Examine the records and identify each line that includes the string "ylabel". Copy those lines.

Begin

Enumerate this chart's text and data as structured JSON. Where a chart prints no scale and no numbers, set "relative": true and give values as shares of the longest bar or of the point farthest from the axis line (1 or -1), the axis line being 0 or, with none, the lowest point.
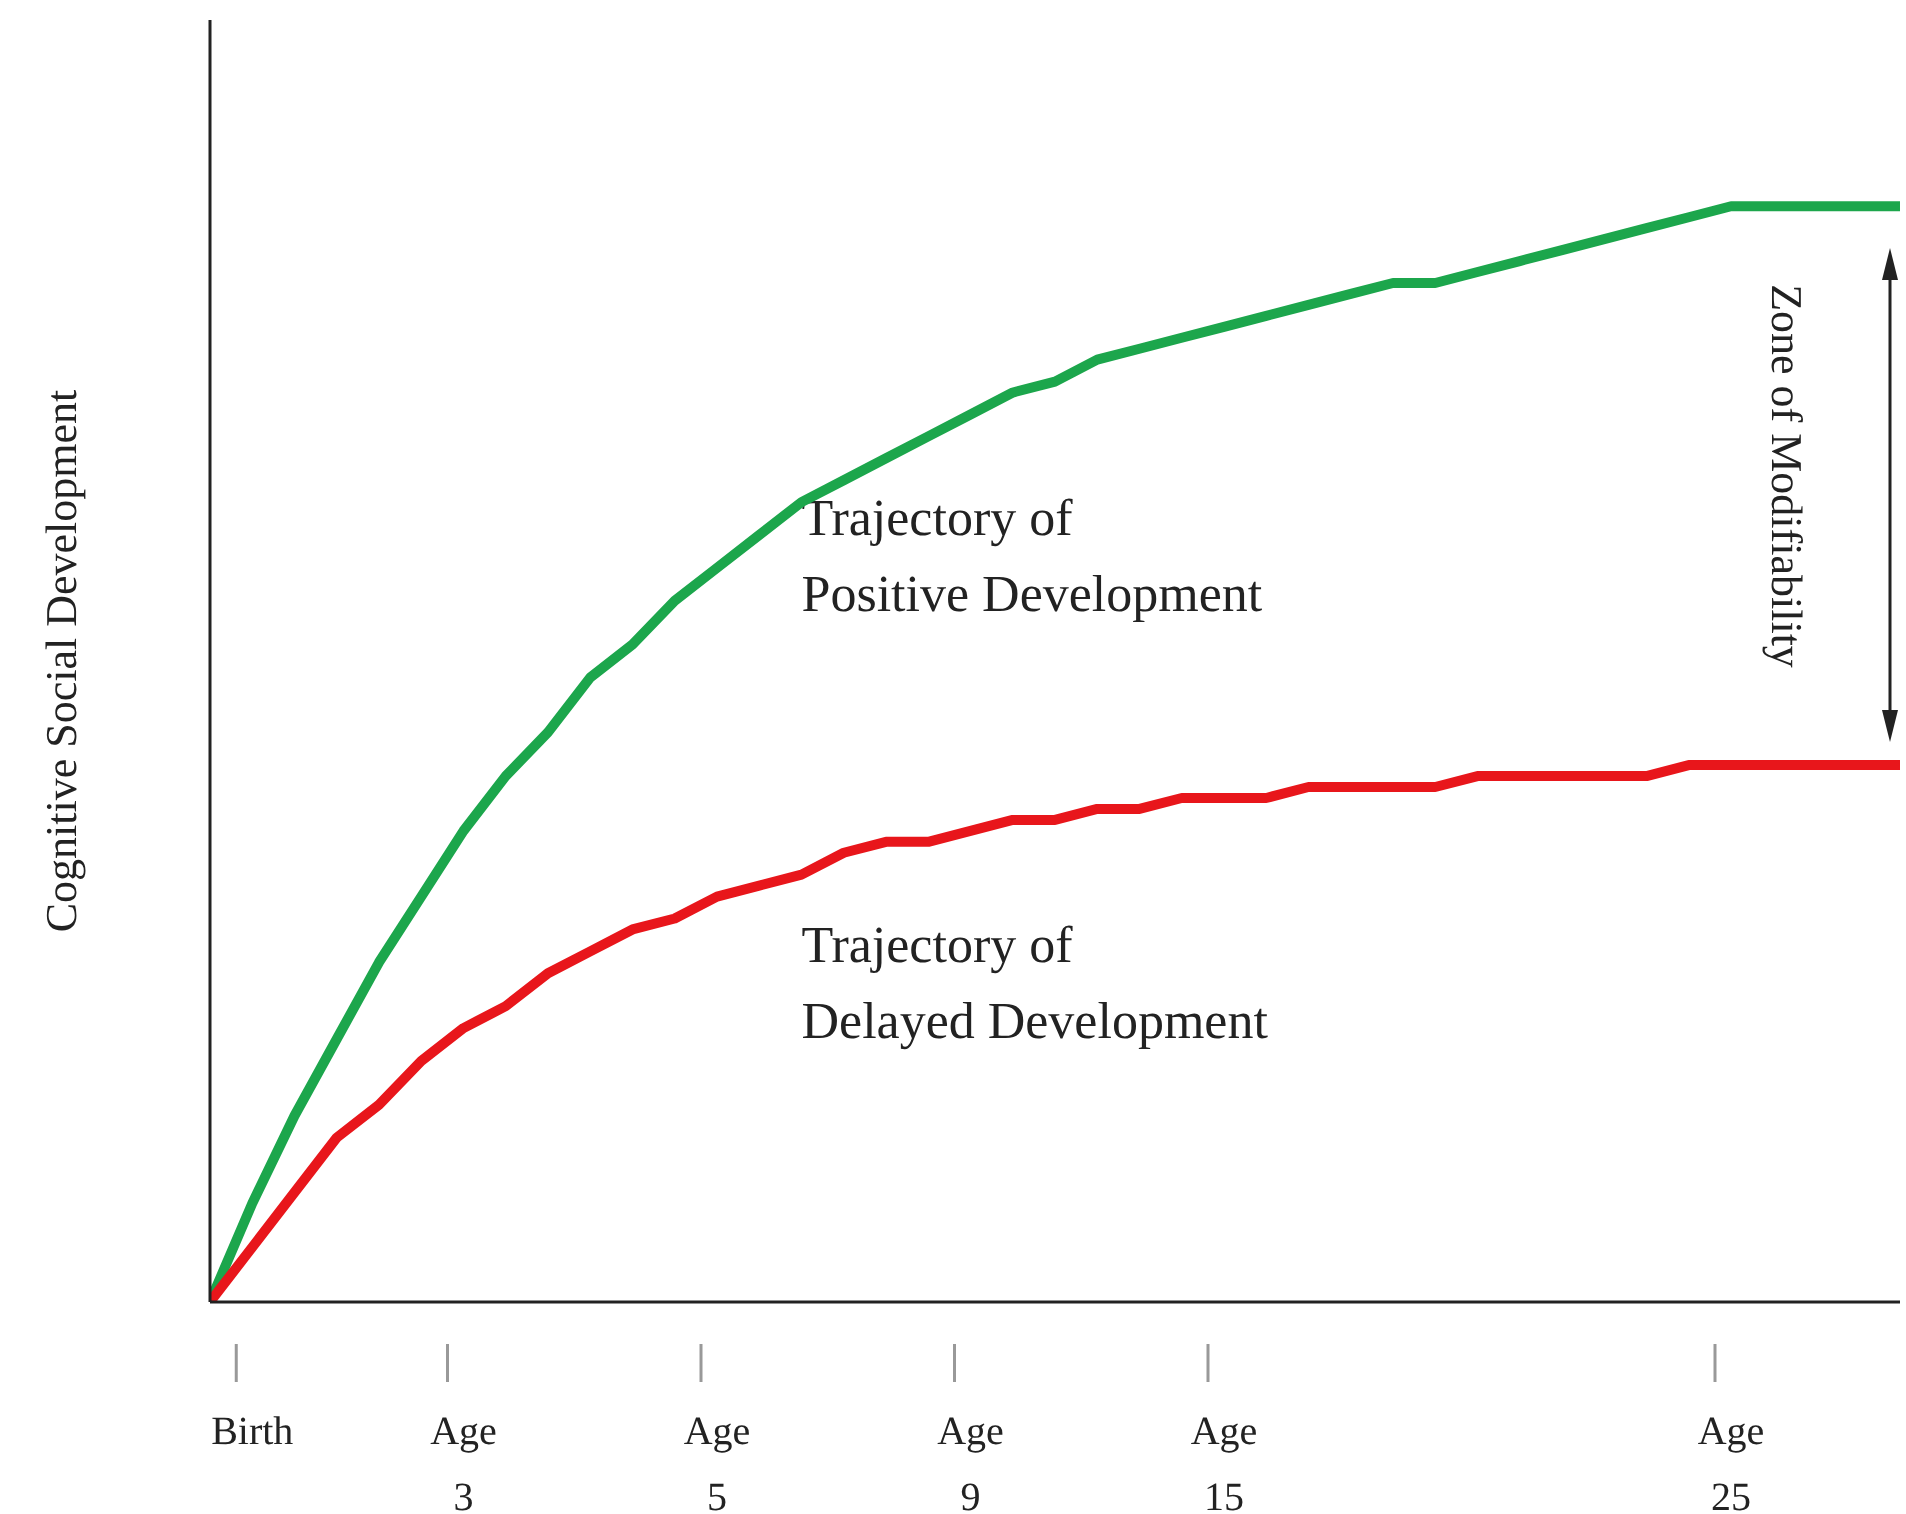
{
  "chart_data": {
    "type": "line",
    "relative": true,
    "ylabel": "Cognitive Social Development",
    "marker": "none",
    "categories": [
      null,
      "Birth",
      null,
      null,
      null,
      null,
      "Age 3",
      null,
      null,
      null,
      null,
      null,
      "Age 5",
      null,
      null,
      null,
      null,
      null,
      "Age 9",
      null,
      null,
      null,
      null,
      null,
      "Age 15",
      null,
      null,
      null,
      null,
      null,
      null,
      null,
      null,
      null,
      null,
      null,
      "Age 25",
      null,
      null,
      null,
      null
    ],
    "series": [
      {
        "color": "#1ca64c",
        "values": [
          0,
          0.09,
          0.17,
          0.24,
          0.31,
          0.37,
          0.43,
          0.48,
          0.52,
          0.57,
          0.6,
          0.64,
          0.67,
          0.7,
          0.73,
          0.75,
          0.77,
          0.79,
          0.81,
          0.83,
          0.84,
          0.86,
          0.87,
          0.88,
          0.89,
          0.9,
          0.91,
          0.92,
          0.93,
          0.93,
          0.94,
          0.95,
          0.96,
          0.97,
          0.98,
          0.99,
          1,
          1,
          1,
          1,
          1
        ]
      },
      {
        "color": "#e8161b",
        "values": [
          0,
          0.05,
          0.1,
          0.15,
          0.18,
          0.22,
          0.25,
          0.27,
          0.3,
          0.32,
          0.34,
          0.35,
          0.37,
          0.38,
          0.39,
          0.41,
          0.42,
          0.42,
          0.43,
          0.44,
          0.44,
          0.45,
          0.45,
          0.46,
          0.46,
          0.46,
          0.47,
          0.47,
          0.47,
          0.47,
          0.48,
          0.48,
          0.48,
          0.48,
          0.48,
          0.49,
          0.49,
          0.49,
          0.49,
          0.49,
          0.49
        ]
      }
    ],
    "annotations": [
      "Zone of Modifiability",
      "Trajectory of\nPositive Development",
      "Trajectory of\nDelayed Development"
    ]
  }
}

End
Begin

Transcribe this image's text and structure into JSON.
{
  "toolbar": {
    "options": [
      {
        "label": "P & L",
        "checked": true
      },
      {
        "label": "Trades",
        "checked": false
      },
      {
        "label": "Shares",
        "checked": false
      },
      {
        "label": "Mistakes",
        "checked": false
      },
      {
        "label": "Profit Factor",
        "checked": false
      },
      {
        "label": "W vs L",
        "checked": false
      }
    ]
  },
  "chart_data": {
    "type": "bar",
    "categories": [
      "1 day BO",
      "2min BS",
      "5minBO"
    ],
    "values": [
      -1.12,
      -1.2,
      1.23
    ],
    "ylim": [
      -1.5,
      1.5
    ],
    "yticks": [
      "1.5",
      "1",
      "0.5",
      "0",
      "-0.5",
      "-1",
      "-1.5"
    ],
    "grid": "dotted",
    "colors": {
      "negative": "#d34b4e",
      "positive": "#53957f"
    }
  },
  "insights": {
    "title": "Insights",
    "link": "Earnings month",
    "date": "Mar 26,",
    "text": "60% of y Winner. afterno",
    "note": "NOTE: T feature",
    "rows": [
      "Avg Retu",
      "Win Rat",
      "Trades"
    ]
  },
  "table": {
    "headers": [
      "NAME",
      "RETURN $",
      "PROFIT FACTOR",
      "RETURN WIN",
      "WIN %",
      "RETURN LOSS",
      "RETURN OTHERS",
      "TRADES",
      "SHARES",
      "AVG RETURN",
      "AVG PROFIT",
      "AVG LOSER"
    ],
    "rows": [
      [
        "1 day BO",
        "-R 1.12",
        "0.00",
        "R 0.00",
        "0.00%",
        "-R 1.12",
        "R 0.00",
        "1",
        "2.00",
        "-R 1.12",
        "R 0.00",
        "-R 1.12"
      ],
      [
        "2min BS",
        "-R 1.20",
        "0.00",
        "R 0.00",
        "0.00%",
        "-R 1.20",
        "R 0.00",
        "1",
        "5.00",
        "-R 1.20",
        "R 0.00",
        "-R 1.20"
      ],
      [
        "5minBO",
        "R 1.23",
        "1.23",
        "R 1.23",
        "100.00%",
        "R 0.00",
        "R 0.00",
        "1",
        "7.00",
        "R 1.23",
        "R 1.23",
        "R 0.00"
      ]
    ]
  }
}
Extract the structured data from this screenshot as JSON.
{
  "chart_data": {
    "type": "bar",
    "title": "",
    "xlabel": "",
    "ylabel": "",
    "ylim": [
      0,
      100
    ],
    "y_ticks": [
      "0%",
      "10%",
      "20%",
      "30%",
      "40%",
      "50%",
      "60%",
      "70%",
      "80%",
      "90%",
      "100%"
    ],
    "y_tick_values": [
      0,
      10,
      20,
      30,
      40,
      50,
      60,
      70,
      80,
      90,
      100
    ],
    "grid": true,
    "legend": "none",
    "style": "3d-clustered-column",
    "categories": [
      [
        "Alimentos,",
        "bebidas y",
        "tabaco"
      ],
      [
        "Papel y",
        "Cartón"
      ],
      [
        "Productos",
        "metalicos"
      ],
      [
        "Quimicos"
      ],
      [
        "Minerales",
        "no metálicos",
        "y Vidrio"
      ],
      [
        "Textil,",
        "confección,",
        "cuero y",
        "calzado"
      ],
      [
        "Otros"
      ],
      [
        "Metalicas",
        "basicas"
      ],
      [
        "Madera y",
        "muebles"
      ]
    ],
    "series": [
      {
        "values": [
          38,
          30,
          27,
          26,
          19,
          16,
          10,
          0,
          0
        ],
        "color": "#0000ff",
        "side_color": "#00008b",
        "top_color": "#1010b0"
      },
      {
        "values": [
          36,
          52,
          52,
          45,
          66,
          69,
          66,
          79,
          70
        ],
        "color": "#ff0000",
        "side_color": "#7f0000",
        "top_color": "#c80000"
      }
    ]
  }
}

End

Solution to this problem:
    "ylabel": "Cognitive Social Development",
    "ylabel": "",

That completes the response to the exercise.